----- TEXT -----

By  •  July 29, 2021

Ore Huiying’s family have been farmers for generations, from the 1960s till 2020.

We Were Farmers, exhibiting at Objectifs from 29 Jul – 29 Aug 2021, is the culmination of her 12-year personal project documenting their experience and resilience, and a commentary on changing agricultural practices and urban development in Singapore, through photography.

The multimedia exhibition and photobook of the same title both comprise archival photos from family albums, text and video, in addition to Ore’s images, which reflect her position as a participant-observer: both as a documentary photographer, and as a member of the family.

We Were Farmers depicts the hopes, dreams and memories that tie Ore and her family together. It is a poignant tribute to not only the family farm, but also where her understanding of community and tradition, and sense of self, come from.

The book features an afterword by Terence Heng, Senior Lecturer in Sociology at the University of Liverpool, United Kingdom.

About Ore Huiying
Ore Huiying is a documentary photographer from Singapore. Having been uprooted from a rural to an urban environment as the country underwent development, she is drawn to stories of people and places affected by development in Southeast Asia.

Ore completed her Masters of Arts in Photojournalism & Documentary Photography at the London College of Communication in the United Kingdom in 2010.

Besides photography, Ore also picked up her family’s affinity for farming and worked at her family’s hydroponic farm before its closure.

----- PROVIDED DATA -----

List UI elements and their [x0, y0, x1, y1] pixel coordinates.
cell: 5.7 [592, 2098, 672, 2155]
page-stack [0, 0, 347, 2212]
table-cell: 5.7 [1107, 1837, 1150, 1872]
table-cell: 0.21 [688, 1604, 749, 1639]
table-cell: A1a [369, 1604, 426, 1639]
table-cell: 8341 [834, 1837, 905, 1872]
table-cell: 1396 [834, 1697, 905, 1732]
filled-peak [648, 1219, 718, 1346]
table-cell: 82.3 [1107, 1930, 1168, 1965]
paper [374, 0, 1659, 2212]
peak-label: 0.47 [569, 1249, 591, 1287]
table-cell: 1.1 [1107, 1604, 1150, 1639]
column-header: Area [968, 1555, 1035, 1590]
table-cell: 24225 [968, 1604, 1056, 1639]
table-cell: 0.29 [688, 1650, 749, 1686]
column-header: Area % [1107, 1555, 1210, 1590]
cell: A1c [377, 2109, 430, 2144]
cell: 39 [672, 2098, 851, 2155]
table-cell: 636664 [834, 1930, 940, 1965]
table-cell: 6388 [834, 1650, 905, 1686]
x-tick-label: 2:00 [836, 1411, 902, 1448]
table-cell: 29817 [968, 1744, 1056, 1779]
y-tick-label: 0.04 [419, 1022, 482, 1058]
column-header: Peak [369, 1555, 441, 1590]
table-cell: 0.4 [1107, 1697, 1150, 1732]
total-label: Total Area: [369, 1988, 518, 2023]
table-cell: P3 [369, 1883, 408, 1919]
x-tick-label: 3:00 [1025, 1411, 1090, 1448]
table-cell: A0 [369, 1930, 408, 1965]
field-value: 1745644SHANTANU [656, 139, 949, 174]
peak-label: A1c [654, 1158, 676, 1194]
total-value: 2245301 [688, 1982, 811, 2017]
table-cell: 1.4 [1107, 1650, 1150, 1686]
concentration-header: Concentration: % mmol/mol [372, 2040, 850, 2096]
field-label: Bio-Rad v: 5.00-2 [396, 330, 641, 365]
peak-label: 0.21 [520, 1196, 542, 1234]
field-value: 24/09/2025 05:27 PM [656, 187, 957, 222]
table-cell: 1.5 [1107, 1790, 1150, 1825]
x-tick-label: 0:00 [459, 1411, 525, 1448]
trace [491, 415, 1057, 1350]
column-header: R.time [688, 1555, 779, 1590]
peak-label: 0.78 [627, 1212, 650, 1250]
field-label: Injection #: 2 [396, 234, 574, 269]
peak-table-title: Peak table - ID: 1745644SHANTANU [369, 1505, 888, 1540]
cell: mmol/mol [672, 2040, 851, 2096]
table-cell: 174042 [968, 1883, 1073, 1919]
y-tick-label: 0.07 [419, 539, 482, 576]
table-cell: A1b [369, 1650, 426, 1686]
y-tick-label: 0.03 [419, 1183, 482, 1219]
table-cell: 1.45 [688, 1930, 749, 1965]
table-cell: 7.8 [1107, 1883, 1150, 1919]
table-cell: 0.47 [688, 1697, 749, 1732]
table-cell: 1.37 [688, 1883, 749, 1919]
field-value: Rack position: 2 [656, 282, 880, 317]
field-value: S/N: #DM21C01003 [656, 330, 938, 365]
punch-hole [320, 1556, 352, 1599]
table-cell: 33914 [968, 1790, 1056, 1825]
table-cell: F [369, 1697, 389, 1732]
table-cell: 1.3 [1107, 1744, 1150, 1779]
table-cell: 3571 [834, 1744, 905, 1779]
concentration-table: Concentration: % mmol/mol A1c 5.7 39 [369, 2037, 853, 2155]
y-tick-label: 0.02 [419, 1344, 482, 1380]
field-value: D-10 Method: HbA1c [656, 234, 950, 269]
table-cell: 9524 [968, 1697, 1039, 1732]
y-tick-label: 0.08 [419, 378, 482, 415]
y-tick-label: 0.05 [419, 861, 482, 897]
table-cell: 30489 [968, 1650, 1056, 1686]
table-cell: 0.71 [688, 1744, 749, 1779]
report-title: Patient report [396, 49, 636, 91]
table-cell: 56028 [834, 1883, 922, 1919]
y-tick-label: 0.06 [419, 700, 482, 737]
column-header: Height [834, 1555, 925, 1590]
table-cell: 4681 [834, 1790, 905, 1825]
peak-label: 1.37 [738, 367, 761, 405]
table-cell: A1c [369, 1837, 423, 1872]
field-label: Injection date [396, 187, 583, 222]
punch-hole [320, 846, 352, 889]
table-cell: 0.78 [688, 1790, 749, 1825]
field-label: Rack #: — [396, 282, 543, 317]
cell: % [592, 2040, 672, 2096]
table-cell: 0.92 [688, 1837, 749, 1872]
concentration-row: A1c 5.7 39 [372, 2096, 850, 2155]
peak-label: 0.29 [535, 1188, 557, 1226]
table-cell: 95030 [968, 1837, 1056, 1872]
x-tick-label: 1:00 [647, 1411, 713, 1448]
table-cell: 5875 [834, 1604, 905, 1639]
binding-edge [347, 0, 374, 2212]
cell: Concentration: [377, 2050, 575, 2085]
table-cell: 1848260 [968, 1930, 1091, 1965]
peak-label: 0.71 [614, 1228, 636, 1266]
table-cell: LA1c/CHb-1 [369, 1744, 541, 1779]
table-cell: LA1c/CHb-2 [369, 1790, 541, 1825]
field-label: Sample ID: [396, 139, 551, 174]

-----

DIRECTIVES.
**1.** Please mark each statement below as yes or no according to the We Were Farmers text above, quoting the words that decide it: (a) Ore's family farmed from the 1960s until 2020. (b) The photobook includes an afterword by Terence Heng. (c) Ore completed her Masters of Arts in 2012.
**2.** Using the We Were Farmers text above, answer these, one per line:
(a) Where is the exhibition held?
(b) How many years did Ore's personal project run?
(c) What type of farm did Ore work at before its closure?

SOLUTION SET.
**1.**
(a) Yes: "from the 1960s till 2020"
(b) Yes: "The book features an afterword by Terence Heng"
(c) No: "at the London College of Communication in the United Kingdom in 2010"

**2.**
(a) Objectifs
(b) 12 years
(c) Her family's hydroponic farm